** WHAT THIS TASK INVOLVES **
Here are some records; return them all exactly.

[Recorded data]

[Start]

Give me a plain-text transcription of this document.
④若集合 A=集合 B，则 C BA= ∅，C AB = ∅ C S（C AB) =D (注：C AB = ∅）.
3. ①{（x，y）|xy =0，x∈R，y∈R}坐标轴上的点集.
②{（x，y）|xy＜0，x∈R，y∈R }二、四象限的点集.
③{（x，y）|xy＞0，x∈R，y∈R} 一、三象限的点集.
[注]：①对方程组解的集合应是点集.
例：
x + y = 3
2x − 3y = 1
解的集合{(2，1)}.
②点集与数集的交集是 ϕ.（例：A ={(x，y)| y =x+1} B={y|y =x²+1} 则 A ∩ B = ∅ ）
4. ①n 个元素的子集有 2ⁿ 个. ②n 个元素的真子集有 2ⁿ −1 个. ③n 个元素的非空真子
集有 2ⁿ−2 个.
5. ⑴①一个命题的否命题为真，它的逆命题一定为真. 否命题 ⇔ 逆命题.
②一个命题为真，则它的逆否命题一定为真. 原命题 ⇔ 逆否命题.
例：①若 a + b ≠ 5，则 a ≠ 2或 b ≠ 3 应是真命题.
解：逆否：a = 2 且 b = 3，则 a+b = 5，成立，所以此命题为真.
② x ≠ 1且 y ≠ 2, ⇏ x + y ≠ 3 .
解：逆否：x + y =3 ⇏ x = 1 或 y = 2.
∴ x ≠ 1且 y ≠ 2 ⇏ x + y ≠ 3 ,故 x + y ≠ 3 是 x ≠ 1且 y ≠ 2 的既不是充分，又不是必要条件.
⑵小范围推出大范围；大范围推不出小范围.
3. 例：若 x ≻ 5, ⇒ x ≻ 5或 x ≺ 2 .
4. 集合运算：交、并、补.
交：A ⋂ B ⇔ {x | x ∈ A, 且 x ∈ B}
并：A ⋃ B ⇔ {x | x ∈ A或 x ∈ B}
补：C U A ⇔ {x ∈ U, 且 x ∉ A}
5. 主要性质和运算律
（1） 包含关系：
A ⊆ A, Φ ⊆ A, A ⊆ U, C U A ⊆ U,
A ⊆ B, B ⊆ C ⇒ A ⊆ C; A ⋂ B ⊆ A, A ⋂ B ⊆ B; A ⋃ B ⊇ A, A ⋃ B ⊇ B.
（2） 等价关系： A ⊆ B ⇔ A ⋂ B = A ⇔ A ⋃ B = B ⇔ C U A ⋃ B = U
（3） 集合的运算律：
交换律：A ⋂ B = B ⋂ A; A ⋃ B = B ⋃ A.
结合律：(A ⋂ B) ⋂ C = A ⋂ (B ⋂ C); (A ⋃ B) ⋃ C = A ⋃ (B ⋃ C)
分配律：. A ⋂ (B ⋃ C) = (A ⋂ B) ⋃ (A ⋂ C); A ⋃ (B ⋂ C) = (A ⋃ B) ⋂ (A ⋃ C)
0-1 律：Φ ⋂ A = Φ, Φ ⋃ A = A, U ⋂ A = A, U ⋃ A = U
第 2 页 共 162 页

[End]

** ANSWER IN FULL **
Give me a plain-text transcription of this document.
④若集合 A=集合 B，则 C BA= ∅，C AB = ∅ C S（C AB) =D (注：C AB = ∅）.
3. ①{（x，y）|xy =0，x∈R，y∈R}坐标轴上的点集.
②{（x，y）|xy＜0，x∈R，y∈R }二、四象限的点集.
③{（x，y）|xy＞0，x∈R，y∈R} 一、三象限的点集.
[注]：①对方程组解的集合应是点集.
例：
x + y = 3
2x − 3y = 1
解的集合{(2，1)}.
②点集与数集的交集是 ϕ.（例：A ={(x，y)| y =x+1} B={y|y =x²+1} 则 A ∩ B = ∅ ）
4. ①n 个元素的子集有 2ⁿ 个. ②n 个元素的真子集有 2ⁿ −1 个. ③n 个元素的非空真子
集有 2ⁿ−2 个.
5. ⑴①一个命题的否命题为真，它的逆命题一定为真. 否命题 ⇔ 逆命题.
②一个命题为真，则它的逆否命题一定为真. 原命题 ⇔ 逆否命题.
例：①若 a + b ≠ 5，则 a ≠ 2或 b ≠ 3 应是真命题.
解：逆否：a = 2 且 b = 3，则 a+b = 5，成立，所以此命题为真.
② x ≠ 1且 y ≠ 2, ⇏ x + y ≠ 3 .
解：逆否：x + y =3 ⇏ x = 1 或 y = 2.
∴ x ≠ 1且 y ≠ 2 ⇏ x + y ≠ 3 ,故 x + y ≠ 3 是 x ≠ 1且 y ≠ 2 的既不是充分，又不是必要条件.
⑵小范围推出大范围；大范围推不出小范围.
3. 例：若 x ≻ 5, ⇒ x ≻ 5或 x ≺ 2 .
4. 集合运算：交、并、补.
交：A ⋂ B ⇔ {x | x ∈ A, 且 x ∈ B}
并：A ⋃ B ⇔ {x | x ∈ A或 x ∈ B}
补：C U A ⇔ {x ∈ U, 且 x ∉ A}
5. 主要性质和运算律
（1） 包含关系：
A ⊆ A, Φ ⊆ A, A ⊆ U, C U A ⊆ U,
A ⊆ B, B ⊆ C ⇒ A ⊆ C; A ⋂ B ⊆ A, A ⋂ B ⊆ B; A ⋃ B ⊇ A, A ⋃ B ⊇ B.
（2） 等价关系： A ⊆ B ⇔ A ⋂ B = A ⇔ A ⋃ B = B ⇔ C U A ⋃ B = U
（3） 集合的运算律：
交换律：A ⋂ B = B ⋂ A; A ⋃ B = B ⋃ A.
结合律：(A ⋂ B) ⋂ C = A ⋂ (B ⋂ C); (A ⋃ B) ⋃ C = A ⋃ (B ⋃ C)
分配律：. A ⋂ (B ⋃ C) = (A ⋂ B) ⋃ (A ⋂ C); A ⋃ (B ⋂ C) = (A ⋃ B) ⋂ (A ⋃ C)
0-1 律：Φ ⋂ A = Φ, Φ ⋃ A = A, U ⋂ A = A, U ⋃ A = U
第 2 页 共 162 页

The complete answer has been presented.